THE EXERCISE -
Transcribe every entry word for word. Skip the pictures.

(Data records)
-=-=-

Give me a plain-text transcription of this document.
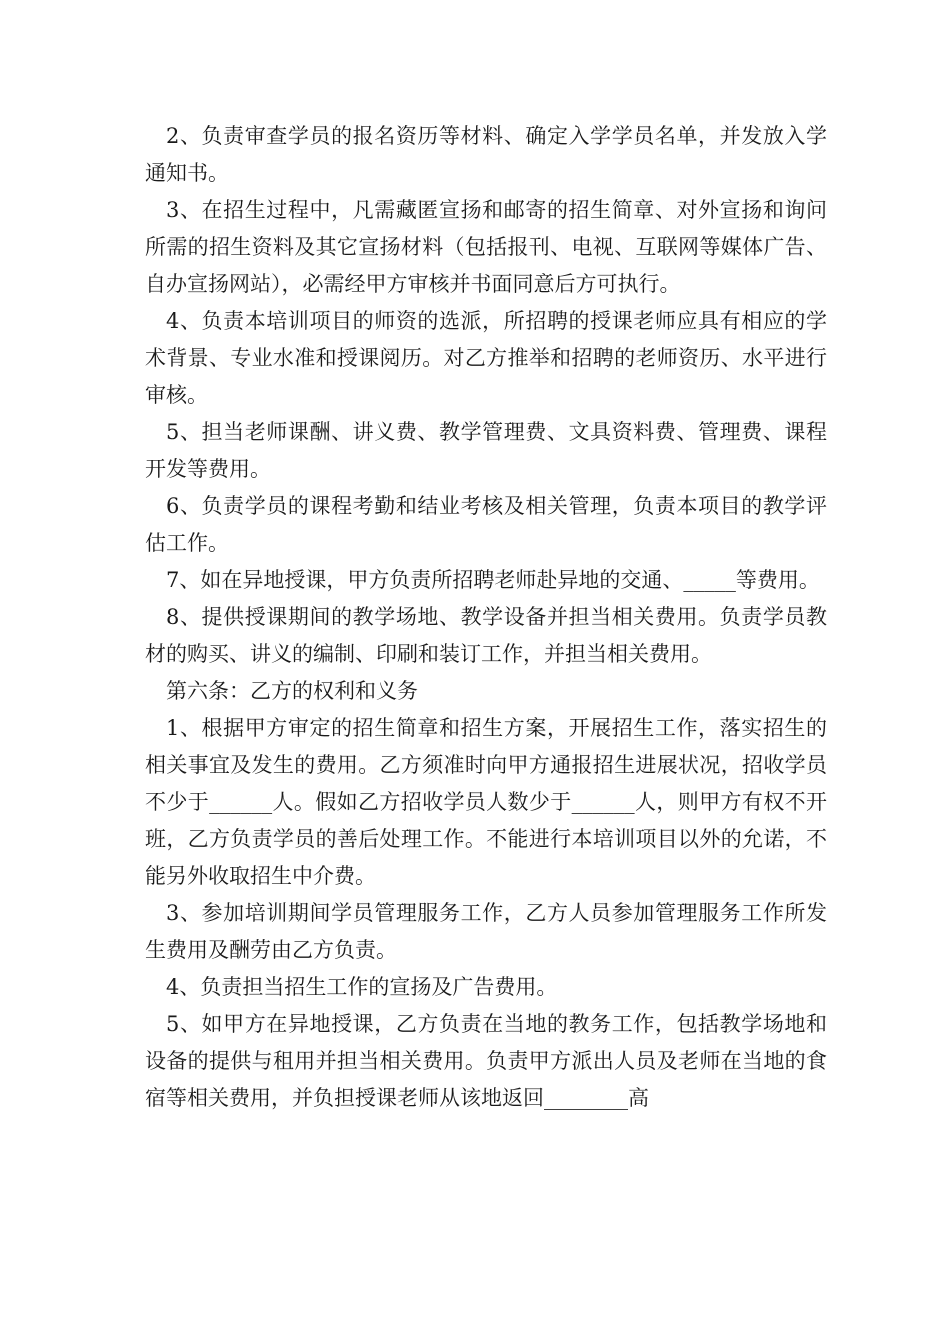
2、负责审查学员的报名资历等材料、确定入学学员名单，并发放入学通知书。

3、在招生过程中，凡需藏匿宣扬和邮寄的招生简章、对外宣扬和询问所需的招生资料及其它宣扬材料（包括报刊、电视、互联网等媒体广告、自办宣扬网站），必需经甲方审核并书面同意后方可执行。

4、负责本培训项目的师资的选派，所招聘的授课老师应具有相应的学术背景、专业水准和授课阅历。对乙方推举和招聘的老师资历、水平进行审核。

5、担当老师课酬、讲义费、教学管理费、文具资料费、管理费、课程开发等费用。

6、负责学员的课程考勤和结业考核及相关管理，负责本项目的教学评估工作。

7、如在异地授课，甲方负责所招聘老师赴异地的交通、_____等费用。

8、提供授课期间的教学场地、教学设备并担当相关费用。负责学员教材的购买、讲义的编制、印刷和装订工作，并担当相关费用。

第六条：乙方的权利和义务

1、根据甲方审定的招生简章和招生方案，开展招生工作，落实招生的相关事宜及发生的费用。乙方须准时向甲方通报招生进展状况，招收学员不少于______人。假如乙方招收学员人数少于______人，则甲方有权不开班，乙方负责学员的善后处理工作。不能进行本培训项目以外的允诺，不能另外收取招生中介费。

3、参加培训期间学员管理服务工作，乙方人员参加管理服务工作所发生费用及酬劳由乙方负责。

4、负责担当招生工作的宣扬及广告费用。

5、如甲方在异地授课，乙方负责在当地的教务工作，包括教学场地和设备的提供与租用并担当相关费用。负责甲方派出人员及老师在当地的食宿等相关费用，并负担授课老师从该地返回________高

-=-=-

ANSWER -
Give me a plain-text transcription of this document.
2、负责审查学员的报名资历等材料、确定入学学员名单，并发放入学通知书。

3、在招生过程中，凡需藏匿宣扬和邮寄的招生简章、对外宣扬和询问所需的招生资料及其它宣扬材料（包括报刊、电视、互联网等媒体广告、自办宣扬网站），必需经甲方审核并书面同意后方可执行。

4、负责本培训项目的师资的选派，所招聘的授课老师应具有相应的学术背景、专业水准和授课阅历。对乙方推举和招聘的老师资历、水平进行审核。

5、担当老师课酬、讲义费、教学管理费、文具资料费、管理费、课程开发等费用。

6、负责学员的课程考勤和结业考核及相关管理，负责本项目的教学评估工作。

7、如在异地授课，甲方负责所招聘老师赴异地的交通、_____等费用。

8、提供授课期间的教学场地、教学设备并担当相关费用。负责学员教材的购买、讲义的编制、印刷和装订工作，并担当相关费用。

第六条：乙方的权利和义务

1、根据甲方审定的招生简章和招生方案，开展招生工作，落实招生的相关事宜及发生的费用。乙方须准时向甲方通报招生进展状况，招收学员不少于______人。假如乙方招收学员人数少于______人，则甲方有权不开班，乙方负责学员的善后处理工作。不能进行本培训项目以外的允诺，不能另外收取招生中介费。

3、参加培训期间学员管理服务工作，乙方人员参加管理服务工作所发生费用及酬劳由乙方负责。

4、负责担当招生工作的宣扬及广告费用。

5、如甲方在异地授课，乙方负责在当地的教务工作，包括教学场地和设备的提供与租用并担当相关费用。负责甲方派出人员及老师在当地的食宿等相关费用，并负担授课老师从该地返回________高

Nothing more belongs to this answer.